== The records ==
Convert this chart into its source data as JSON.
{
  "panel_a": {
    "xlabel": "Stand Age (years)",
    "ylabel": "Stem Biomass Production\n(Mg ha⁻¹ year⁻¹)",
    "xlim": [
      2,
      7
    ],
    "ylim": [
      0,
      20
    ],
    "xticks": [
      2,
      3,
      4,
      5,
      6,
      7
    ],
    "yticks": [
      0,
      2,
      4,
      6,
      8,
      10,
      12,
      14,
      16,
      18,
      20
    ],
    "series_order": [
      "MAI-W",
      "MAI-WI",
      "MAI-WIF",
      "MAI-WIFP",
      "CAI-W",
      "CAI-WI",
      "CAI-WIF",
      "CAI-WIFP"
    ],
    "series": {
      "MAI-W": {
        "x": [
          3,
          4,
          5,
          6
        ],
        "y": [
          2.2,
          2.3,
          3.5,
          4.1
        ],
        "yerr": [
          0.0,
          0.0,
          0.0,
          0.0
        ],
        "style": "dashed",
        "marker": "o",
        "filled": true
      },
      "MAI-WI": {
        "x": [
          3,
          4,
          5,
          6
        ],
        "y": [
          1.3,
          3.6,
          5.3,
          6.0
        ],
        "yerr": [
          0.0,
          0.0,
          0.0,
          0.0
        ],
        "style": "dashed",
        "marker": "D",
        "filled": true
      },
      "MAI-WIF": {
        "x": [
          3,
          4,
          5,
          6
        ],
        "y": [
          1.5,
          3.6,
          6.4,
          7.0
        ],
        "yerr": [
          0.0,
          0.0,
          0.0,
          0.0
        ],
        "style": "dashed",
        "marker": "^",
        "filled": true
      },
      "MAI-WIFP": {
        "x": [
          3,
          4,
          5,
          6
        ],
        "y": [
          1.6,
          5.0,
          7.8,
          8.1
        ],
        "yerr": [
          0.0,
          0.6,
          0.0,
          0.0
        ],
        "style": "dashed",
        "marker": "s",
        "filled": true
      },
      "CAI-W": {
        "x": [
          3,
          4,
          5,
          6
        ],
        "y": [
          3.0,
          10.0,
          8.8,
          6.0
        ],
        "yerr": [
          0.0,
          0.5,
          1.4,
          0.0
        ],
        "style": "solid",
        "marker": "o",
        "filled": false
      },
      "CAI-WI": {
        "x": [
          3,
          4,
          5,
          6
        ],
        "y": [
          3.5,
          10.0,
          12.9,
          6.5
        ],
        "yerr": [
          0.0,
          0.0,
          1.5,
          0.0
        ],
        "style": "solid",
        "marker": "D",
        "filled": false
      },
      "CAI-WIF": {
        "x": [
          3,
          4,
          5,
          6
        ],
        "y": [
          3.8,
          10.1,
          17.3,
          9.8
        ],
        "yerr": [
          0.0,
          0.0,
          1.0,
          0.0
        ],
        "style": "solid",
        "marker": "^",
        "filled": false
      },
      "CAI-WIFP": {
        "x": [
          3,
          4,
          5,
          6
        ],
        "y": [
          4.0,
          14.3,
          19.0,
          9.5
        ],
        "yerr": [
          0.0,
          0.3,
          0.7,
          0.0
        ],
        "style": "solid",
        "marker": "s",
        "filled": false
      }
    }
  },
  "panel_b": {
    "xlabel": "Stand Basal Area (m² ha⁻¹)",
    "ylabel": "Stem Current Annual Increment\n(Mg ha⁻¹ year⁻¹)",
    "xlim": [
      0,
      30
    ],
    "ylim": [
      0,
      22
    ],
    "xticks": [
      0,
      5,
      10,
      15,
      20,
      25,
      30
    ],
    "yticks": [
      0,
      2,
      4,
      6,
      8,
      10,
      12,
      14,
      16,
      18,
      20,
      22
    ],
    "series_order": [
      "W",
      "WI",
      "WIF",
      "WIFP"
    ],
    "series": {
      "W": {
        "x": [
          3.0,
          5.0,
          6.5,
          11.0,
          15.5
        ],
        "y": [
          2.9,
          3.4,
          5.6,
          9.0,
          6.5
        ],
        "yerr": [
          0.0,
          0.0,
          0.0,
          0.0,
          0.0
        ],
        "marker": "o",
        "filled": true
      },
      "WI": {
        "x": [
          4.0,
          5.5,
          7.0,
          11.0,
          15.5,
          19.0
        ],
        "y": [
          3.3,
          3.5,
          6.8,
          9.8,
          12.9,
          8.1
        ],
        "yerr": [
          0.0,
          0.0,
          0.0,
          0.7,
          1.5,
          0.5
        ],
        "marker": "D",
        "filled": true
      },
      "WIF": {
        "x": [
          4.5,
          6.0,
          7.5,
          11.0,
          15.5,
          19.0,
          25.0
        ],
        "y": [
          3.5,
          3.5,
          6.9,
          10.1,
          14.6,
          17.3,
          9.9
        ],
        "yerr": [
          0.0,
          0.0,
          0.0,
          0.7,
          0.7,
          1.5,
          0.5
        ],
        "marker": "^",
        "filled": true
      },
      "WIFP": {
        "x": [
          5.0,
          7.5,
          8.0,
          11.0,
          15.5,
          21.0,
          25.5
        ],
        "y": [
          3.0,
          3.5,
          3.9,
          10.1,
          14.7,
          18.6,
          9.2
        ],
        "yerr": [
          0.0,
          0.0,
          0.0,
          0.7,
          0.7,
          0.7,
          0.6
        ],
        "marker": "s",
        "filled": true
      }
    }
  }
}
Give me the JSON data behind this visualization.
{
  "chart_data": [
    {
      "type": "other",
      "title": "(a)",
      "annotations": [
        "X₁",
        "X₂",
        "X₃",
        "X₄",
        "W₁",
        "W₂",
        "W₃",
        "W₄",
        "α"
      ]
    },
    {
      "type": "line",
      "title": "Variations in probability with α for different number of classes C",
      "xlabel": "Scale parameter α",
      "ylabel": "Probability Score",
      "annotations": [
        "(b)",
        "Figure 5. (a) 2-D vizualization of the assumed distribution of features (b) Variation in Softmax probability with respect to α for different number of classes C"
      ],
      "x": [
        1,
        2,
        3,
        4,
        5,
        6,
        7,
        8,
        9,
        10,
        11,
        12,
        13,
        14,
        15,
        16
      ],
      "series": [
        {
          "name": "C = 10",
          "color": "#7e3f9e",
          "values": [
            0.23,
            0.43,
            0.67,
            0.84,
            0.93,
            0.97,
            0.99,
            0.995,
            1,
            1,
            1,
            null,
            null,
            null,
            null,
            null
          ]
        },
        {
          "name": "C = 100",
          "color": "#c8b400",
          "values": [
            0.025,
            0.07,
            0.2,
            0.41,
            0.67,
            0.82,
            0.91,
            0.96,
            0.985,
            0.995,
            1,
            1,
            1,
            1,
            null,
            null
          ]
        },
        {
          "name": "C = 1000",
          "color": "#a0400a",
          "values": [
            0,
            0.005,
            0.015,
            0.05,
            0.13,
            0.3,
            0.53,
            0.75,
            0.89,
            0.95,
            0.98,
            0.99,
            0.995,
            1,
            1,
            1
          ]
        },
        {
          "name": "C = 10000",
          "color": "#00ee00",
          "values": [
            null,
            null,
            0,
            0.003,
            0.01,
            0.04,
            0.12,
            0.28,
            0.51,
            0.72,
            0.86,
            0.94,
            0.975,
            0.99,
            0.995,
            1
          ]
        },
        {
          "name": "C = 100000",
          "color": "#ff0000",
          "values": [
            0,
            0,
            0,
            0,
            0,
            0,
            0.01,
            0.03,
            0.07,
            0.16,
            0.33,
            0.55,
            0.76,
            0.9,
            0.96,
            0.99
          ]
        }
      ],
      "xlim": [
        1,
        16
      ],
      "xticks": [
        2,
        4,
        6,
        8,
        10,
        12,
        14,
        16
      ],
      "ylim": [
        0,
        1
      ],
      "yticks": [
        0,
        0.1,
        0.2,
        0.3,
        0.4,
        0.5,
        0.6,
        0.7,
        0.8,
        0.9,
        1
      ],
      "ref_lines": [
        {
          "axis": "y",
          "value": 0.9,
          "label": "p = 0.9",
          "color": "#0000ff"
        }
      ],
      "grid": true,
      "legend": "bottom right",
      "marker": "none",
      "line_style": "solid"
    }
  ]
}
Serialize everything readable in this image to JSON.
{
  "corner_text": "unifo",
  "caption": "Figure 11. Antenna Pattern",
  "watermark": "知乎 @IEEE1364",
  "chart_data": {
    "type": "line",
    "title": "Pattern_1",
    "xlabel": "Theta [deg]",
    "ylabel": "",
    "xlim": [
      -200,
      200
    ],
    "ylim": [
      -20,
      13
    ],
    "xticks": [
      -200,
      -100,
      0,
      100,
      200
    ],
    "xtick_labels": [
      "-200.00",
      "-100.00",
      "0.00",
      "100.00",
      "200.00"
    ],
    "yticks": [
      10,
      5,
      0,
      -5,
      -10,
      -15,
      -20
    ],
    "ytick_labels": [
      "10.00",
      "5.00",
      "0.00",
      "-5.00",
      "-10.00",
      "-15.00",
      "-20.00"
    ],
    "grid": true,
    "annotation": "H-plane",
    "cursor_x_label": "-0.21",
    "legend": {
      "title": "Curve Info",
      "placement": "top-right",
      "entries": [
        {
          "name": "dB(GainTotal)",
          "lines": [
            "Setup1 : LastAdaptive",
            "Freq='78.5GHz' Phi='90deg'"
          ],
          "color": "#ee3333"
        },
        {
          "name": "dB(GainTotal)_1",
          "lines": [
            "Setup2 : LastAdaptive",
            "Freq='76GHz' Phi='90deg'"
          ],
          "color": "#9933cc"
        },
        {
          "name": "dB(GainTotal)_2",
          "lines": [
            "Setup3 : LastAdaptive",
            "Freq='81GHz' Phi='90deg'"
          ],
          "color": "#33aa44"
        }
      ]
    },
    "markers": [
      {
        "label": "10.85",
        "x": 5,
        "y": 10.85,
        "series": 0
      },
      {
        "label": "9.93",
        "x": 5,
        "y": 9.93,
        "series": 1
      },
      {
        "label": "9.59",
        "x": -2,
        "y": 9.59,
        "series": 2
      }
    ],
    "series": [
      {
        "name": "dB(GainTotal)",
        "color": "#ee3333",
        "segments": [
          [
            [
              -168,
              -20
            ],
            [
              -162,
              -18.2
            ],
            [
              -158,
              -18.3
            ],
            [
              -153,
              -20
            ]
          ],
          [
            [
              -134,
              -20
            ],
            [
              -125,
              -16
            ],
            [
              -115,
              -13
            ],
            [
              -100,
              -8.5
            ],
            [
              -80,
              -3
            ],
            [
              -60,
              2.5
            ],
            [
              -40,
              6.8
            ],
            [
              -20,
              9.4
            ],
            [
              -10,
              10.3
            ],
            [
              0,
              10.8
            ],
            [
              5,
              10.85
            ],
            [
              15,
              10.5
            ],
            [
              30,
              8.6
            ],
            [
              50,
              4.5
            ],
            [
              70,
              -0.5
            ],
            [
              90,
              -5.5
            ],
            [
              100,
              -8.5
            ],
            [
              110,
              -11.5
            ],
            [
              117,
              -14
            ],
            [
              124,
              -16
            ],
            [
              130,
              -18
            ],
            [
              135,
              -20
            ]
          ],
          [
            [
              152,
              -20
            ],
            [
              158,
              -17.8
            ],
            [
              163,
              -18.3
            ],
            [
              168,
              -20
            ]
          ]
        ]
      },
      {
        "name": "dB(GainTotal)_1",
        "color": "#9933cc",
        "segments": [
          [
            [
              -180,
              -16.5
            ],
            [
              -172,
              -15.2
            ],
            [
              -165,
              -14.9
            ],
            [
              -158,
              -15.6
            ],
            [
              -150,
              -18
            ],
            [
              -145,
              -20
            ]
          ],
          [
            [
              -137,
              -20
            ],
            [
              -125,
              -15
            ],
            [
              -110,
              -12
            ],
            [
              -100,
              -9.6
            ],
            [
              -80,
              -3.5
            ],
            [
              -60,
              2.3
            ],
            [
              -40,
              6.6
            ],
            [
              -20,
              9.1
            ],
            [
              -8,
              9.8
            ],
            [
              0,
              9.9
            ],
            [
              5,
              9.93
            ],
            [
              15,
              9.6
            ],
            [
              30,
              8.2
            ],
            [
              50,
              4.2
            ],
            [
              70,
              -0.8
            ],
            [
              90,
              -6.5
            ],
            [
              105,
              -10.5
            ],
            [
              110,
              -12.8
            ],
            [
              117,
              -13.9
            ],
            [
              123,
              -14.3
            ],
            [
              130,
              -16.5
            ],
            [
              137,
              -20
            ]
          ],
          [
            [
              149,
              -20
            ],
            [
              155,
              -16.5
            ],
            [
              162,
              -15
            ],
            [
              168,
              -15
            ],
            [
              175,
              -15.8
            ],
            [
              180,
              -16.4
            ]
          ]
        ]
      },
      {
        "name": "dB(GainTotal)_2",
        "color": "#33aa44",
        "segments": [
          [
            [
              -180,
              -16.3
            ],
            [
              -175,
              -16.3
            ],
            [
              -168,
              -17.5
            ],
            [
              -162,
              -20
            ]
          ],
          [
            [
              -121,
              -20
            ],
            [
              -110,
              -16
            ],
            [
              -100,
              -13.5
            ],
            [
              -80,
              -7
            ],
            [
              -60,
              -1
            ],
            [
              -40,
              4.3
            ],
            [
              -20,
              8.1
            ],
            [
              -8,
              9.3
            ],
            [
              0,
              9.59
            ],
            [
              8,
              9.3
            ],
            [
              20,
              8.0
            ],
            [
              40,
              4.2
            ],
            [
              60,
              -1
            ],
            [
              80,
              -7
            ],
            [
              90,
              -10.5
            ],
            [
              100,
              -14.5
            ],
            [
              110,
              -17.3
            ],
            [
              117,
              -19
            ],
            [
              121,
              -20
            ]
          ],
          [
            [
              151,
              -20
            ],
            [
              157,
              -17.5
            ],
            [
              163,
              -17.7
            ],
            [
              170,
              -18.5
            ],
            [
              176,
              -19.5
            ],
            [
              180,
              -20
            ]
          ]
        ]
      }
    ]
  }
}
===
Search the data for "ylabel" and list every line in which it occurs.

**Reply**
    "ylabel": "Stem Biomass Production\n(Mg ha⁻¹ year⁻¹)",
    "ylabel": "Stem Current Annual Increment\n(Mg ha⁻¹ year⁻¹)",
      "ylabel": "Probability Score",
    "ylabel": "",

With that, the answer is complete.